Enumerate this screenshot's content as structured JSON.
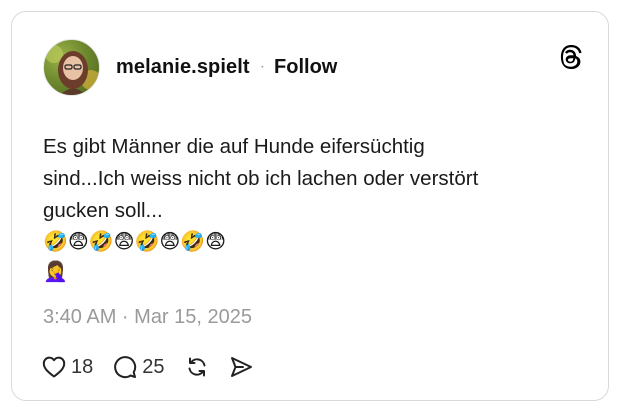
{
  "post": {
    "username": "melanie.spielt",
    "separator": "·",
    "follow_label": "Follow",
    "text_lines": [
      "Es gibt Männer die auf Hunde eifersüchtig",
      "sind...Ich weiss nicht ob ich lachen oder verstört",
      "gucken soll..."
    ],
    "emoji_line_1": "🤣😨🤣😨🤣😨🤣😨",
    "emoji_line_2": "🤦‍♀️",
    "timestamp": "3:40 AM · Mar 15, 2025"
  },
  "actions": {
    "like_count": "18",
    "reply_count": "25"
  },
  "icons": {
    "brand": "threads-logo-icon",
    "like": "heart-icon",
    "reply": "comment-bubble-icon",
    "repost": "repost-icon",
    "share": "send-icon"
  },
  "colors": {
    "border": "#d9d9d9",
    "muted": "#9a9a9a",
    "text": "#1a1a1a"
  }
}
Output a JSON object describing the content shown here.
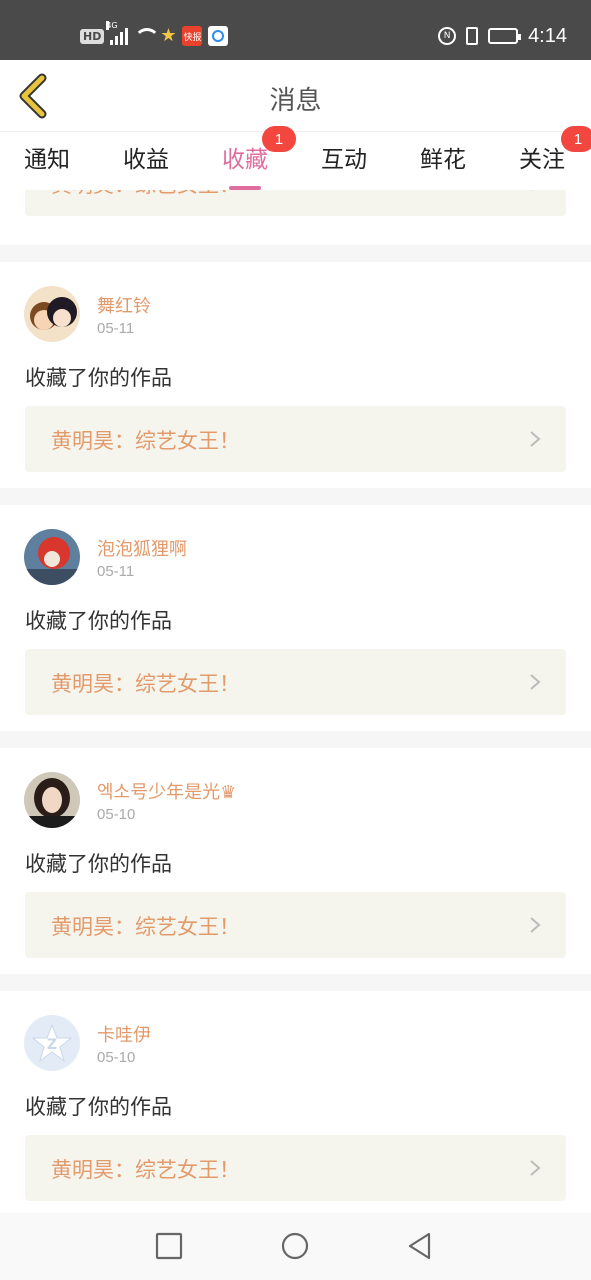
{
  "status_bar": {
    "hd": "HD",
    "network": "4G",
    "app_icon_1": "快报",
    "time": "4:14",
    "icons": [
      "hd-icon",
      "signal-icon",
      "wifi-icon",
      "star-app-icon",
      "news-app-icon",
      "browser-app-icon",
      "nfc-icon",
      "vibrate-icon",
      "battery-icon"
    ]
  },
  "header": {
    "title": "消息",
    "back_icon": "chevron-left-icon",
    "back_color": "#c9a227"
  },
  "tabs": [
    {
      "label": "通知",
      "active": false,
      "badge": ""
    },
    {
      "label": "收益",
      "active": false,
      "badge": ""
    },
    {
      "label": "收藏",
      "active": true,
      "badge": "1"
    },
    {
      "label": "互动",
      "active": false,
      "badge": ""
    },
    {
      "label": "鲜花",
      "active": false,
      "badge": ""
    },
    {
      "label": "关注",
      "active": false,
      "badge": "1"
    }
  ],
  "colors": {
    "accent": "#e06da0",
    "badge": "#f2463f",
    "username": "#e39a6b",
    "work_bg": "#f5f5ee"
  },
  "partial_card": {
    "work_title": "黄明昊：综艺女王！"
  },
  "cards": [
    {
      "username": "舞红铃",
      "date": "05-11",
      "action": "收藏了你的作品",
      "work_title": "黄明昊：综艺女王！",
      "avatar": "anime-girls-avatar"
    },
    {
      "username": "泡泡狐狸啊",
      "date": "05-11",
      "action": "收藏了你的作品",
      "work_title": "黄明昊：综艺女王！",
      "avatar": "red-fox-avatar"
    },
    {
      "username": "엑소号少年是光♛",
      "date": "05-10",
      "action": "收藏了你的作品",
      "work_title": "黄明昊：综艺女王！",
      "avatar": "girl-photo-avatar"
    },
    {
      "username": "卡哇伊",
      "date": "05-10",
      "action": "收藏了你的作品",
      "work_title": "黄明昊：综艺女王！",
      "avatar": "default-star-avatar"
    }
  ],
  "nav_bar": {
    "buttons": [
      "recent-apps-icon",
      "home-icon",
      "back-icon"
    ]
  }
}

Task description: Could you repeat all of the material exactly? Pictures should not be copied.

Answer to the task:
Enumerate this screenshot's content as structured JSON.
{
  "post": {
    "username": "melanie.spielt",
    "separator": "·",
    "follow_label": "Follow",
    "text_lines": [
      "Es gibt Männer die auf Hunde eifersüchtig",
      "sind...Ich weiss nicht ob ich lachen oder verstört",
      "gucken soll..."
    ],
    "emoji_line_1": "🤣😨🤣😨🤣😨🤣😨",
    "emoji_line_2": "🤦‍♀️",
    "timestamp": "3:40 AM · Mar 15, 2025"
  },
  "actions": {
    "like_count": "18",
    "reply_count": "25"
  },
  "icons": {
    "brand": "threads-logo-icon",
    "like": "heart-icon",
    "reply": "comment-bubble-icon",
    "repost": "repost-icon",
    "share": "send-icon"
  },
  "colors": {
    "border": "#d9d9d9",
    "muted": "#9a9a9a",
    "text": "#1a1a1a"
  }
}
Output a JSON object describing the content shown here.
{
  "status_bar": {
    "hd": "HD",
    "network": "4G",
    "app_icon_1": "快报",
    "time": "4:14",
    "icons": [
      "hd-icon",
      "signal-icon",
      "wifi-icon",
      "star-app-icon",
      "news-app-icon",
      "browser-app-icon",
      "nfc-icon",
      "vibrate-icon",
      "battery-icon"
    ]
  },
  "header": {
    "title": "消息",
    "back_icon": "chevron-left-icon",
    "back_color": "#c9a227"
  },
  "tabs": [
    {
      "label": "通知",
      "active": false,
      "badge": ""
    },
    {
      "label": "收益",
      "active": false,
      "badge": ""
    },
    {
      "label": "收藏",
      "active": true,
      "badge": "1"
    },
    {
      "label": "互动",
      "active": false,
      "badge": ""
    },
    {
      "label": "鲜花",
      "active": false,
      "badge": ""
    },
    {
      "label": "关注",
      "active": false,
      "badge": "1"
    }
  ],
  "colors": {
    "accent": "#e06da0",
    "badge": "#f2463f",
    "username": "#e39a6b",
    "work_bg": "#f5f5ee"
  },
  "partial_card": {
    "work_title": "黄明昊：综艺女王！"
  },
  "cards": [
    {
      "username": "舞红铃",
      "date": "05-11",
      "action": "收藏了你的作品",
      "work_title": "黄明昊：综艺女王！",
      "avatar": "anime-girls-avatar"
    },
    {
      "username": "泡泡狐狸啊",
      "date": "05-11",
      "action": "收藏了你的作品",
      "work_title": "黄明昊：综艺女王！",
      "avatar": "red-fox-avatar"
    },
    {
      "username": "엑소号少年是光♛",
      "date": "05-10",
      "action": "收藏了你的作品",
      "work_title": "黄明昊：综艺女王！",
      "avatar": "girl-photo-avatar"
    },
    {
      "username": "卡哇伊",
      "date": "05-10",
      "action": "收藏了你的作品",
      "work_title": "黄明昊：综艺女王！",
      "avatar": "default-star-avatar"
    }
  ],
  "nav_bar": {
    "buttons": [
      "recent-apps-icon",
      "home-icon",
      "back-icon"
    ]
  }
}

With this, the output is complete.